▶ [What you should do]
Gather every line from the entries below that includes "能源节约利用".

▶ [Data to process]
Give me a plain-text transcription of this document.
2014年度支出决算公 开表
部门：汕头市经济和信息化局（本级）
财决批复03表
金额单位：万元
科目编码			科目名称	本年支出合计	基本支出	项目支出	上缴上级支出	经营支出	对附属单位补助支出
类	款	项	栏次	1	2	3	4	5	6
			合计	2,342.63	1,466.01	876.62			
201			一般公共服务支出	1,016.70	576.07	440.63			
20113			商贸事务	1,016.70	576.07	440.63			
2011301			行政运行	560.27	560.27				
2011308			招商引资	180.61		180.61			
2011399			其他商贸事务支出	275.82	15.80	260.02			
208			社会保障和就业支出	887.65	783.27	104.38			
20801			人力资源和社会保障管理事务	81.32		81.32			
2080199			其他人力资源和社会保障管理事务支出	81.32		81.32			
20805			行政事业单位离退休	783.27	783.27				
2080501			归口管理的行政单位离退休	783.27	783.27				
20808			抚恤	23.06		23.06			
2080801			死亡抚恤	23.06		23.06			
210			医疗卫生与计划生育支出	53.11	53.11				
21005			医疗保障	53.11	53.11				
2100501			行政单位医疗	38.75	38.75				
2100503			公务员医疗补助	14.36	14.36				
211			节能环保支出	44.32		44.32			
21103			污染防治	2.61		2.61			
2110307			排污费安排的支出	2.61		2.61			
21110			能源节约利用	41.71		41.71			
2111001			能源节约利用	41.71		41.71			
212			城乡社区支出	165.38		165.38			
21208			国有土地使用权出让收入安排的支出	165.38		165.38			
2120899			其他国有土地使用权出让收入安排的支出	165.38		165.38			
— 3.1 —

▶ [Task solution]
21110			能源节约利用	41.71		41.71			
2111001			能源节约利用	41.71		41.71			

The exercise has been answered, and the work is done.